INSTRUCTION: Extract each line where the string "github" shows up.

***

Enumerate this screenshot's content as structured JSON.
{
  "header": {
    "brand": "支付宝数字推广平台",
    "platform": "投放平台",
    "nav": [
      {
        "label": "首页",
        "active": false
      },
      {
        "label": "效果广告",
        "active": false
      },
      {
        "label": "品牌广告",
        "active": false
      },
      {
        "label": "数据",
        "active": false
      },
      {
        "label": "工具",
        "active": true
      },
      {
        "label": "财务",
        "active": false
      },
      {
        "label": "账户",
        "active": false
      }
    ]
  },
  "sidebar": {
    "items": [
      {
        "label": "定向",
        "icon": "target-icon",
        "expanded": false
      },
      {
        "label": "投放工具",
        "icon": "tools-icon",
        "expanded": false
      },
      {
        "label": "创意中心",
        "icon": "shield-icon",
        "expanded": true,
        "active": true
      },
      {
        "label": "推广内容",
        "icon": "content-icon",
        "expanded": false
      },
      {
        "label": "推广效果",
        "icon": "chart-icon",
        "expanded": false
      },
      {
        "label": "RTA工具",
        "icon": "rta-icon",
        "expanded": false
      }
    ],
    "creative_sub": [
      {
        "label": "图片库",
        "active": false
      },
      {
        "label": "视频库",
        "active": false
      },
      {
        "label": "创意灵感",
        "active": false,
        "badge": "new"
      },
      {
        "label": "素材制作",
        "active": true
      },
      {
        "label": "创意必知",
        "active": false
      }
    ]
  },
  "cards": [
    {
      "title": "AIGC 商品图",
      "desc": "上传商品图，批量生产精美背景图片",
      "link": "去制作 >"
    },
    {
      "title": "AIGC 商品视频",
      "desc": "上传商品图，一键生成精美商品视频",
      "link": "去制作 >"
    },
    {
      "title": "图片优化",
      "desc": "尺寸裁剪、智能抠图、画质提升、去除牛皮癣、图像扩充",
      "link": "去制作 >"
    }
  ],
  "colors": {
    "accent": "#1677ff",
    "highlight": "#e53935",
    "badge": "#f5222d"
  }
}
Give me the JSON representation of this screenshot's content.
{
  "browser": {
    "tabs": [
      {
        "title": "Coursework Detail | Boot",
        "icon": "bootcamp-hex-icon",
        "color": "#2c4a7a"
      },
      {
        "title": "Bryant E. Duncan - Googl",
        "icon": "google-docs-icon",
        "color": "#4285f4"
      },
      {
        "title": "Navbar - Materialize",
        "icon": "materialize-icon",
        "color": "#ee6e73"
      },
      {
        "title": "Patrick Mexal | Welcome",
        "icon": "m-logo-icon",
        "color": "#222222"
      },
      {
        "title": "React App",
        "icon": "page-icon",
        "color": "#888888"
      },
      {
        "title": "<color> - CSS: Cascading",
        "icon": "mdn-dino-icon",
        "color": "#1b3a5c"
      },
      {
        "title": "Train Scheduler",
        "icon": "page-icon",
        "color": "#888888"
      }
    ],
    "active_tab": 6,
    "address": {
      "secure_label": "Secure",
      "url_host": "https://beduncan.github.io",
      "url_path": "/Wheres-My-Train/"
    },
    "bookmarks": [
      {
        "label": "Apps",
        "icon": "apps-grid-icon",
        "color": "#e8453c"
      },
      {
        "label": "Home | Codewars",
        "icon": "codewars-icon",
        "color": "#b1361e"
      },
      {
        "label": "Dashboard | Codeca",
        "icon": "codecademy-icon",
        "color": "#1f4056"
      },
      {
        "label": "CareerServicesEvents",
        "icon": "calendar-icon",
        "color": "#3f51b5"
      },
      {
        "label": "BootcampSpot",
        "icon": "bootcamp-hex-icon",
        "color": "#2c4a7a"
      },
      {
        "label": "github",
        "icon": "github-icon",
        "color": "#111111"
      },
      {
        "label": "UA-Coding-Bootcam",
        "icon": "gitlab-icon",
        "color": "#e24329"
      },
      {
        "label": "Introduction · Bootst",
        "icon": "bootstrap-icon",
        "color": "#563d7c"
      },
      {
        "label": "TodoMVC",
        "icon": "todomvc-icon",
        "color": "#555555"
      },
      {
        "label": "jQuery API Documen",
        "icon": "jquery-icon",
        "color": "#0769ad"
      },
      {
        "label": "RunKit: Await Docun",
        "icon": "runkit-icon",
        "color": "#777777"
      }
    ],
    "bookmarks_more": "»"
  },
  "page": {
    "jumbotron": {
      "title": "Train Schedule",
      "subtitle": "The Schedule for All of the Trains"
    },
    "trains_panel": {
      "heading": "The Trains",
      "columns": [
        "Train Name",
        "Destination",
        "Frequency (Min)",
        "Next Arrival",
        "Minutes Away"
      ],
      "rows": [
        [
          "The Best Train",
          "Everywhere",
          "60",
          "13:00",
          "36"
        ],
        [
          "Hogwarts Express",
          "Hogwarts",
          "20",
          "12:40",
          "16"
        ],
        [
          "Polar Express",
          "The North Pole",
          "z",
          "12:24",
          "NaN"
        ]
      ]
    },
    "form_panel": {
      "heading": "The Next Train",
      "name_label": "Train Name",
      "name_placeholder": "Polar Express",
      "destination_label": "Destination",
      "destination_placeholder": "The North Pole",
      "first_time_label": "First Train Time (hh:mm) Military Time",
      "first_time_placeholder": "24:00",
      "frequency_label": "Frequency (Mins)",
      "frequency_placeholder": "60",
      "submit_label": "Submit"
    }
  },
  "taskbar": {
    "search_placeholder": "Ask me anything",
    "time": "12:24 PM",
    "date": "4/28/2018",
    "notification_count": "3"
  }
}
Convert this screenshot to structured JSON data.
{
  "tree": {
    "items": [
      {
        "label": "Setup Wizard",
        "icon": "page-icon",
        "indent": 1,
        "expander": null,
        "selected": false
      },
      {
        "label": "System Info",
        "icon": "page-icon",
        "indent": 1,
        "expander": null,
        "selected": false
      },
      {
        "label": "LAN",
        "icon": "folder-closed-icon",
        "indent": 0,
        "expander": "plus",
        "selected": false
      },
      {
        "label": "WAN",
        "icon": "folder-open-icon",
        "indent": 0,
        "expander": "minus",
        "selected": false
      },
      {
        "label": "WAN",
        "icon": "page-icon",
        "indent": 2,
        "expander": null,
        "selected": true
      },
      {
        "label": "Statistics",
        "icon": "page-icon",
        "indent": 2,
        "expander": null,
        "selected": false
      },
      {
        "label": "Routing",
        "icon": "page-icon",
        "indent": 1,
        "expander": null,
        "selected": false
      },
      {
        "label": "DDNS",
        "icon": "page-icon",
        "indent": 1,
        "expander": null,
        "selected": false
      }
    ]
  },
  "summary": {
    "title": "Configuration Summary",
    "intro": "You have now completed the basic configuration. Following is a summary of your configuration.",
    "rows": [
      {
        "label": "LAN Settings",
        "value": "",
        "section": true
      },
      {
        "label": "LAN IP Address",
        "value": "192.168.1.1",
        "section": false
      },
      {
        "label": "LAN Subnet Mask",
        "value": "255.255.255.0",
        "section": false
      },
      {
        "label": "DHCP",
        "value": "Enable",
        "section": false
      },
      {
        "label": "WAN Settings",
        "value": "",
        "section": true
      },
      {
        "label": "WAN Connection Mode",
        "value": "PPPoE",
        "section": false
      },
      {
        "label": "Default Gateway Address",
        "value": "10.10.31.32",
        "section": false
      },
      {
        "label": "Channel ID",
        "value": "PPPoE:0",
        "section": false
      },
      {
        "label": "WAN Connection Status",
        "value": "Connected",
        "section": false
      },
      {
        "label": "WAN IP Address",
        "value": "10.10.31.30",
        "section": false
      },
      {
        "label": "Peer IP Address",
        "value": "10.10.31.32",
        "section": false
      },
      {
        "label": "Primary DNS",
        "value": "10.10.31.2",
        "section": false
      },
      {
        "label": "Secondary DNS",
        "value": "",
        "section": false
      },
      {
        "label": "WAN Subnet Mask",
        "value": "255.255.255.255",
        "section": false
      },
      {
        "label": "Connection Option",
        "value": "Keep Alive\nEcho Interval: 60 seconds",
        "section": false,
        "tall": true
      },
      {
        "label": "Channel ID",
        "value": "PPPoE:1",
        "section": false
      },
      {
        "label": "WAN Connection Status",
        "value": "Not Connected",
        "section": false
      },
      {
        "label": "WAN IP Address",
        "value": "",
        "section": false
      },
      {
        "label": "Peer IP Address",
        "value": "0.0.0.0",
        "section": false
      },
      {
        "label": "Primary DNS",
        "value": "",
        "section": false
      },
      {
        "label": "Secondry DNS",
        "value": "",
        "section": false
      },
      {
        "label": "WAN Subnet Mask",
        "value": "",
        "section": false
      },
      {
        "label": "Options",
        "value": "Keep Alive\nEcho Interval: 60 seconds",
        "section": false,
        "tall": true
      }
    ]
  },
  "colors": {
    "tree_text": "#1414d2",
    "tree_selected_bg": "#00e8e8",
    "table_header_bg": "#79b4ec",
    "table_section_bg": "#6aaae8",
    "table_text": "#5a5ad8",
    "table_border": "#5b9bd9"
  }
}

***

SOLUTION:
      "url_host": "https://beduncan.github.io",
        "label": "github",
        "icon": "github-icon",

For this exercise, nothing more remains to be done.